▸ Exercise: Print out each entry below exactly, please.

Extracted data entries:

━━━━

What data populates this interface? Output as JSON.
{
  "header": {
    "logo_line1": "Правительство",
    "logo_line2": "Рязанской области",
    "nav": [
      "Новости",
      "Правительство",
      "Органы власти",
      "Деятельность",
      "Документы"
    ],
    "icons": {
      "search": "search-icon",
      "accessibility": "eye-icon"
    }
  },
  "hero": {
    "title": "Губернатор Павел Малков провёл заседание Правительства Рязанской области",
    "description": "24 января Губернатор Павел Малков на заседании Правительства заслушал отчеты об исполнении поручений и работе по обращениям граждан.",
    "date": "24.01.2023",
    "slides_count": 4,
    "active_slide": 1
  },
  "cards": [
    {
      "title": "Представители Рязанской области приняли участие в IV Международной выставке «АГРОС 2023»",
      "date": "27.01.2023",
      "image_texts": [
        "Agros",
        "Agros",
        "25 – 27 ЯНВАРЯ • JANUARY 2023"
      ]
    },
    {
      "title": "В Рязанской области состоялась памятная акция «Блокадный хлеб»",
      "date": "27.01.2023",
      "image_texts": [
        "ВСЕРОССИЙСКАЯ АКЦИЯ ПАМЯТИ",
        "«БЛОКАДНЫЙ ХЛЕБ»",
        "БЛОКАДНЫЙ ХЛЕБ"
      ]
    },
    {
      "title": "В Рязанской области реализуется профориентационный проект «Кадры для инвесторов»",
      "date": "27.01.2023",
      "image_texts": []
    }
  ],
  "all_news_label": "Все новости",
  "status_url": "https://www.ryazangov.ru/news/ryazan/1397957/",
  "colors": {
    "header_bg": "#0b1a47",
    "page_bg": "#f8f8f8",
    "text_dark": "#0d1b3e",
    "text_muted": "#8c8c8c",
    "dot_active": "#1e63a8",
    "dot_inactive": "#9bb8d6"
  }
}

━━━━

▸ Complete response:
What data populates this interface? Output as JSON.
{
  "header": {
    "logo_line1": "Правительство",
    "logo_line2": "Рязанской области",
    "nav": [
      "Новости",
      "Правительство",
      "Органы власти",
      "Деятельность",
      "Документы"
    ],
    "icons": {
      "search": "search-icon",
      "accessibility": "eye-icon"
    }
  },
  "hero": {
    "title": "Губернатор Павел Малков провёл заседание Правительства Рязанской области",
    "description": "24 января Губернатор Павел Малков на заседании Правительства заслушал отчеты об исполнении поручений и работе по обращениям граждан.",
    "date": "24.01.2023",
    "slides_count": 4,
    "active_slide": 1
  },
  "cards": [
    {
      "title": "Представители Рязанской области приняли участие в IV Международной выставке «АГРОС 2023»",
      "date": "27.01.2023",
      "image_texts": [
        "Agros",
        "Agros",
        "25 – 27 ЯНВАРЯ • JANUARY 2023"
      ]
    },
    {
      "title": "В Рязанской области состоялась памятная акция «Блокадный хлеб»",
      "date": "27.01.2023",
      "image_texts": [
        "ВСЕРОССИЙСКАЯ АКЦИЯ ПАМЯТИ",
        "«БЛОКАДНЫЙ ХЛЕБ»",
        "БЛОКАДНЫЙ ХЛЕБ"
      ]
    },
    {
      "title": "В Рязанской области реализуется профориентационный проект «Кадры для инвесторов»",
      "date": "27.01.2023",
      "image_texts": []
    }
  ],
  "all_news_label": "Все новости",
  "status_url": "https://www.ryazangov.ru/news/ryazan/1397957/",
  "colors": {
    "header_bg": "#0b1a47",
    "page_bg": "#f8f8f8",
    "text_dark": "#0d1b3e",
    "text_muted": "#8c8c8c",
    "dot_active": "#1e63a8",
    "dot_inactive": "#9bb8d6"
  }
}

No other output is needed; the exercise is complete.